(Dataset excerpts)
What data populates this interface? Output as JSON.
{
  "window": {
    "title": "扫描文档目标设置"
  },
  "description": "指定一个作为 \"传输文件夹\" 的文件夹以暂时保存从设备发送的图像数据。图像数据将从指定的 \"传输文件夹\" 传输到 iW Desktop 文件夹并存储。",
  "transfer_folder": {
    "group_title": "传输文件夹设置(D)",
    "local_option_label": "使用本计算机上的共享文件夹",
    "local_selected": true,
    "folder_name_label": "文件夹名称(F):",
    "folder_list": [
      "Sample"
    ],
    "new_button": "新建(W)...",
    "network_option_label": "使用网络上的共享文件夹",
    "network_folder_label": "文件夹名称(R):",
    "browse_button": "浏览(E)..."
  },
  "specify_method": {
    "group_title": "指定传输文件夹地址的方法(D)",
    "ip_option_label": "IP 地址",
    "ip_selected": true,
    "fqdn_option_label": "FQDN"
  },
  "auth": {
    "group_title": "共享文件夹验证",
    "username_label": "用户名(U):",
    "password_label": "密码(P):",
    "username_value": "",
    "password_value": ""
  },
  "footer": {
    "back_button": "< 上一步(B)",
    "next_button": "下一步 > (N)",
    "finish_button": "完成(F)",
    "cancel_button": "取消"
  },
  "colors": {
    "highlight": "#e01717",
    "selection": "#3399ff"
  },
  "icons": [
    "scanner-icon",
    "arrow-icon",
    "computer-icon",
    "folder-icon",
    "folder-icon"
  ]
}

* _Task directions_: The entries above must be returned exactly.

* _Solution to this exercise_:
What data populates this interface? Output as JSON.
{
  "window": {
    "title": "扫描文档目标设置"
  },
  "description": "指定一个作为 \"传输文件夹\" 的文件夹以暂时保存从设备发送的图像数据。图像数据将从指定的 \"传输文件夹\" 传输到 iW Desktop 文件夹并存储。",
  "transfer_folder": {
    "group_title": "传输文件夹设置(D)",
    "local_option_label": "使用本计算机上的共享文件夹",
    "local_selected": true,
    "folder_name_label": "文件夹名称(F):",
    "folder_list": [
      "Sample"
    ],
    "new_button": "新建(W)...",
    "network_option_label": "使用网络上的共享文件夹",
    "network_folder_label": "文件夹名称(R):",
    "browse_button": "浏览(E)..."
  },
  "specify_method": {
    "group_title": "指定传输文件夹地址的方法(D)",
    "ip_option_label": "IP 地址",
    "ip_selected": true,
    "fqdn_option_label": "FQDN"
  },
  "auth": {
    "group_title": "共享文件夹验证",
    "username_label": "用户名(U):",
    "password_label": "密码(P):",
    "username_value": "",
    "password_value": ""
  },
  "footer": {
    "back_button": "< 上一步(B)",
    "next_button": "下一步 > (N)",
    "finish_button": "完成(F)",
    "cancel_button": "取消"
  },
  "colors": {
    "highlight": "#e01717",
    "selection": "#3399ff"
  },
  "icons": [
    "scanner-icon",
    "arrow-icon",
    "computer-icon",
    "folder-icon",
    "folder-icon"
  ]
}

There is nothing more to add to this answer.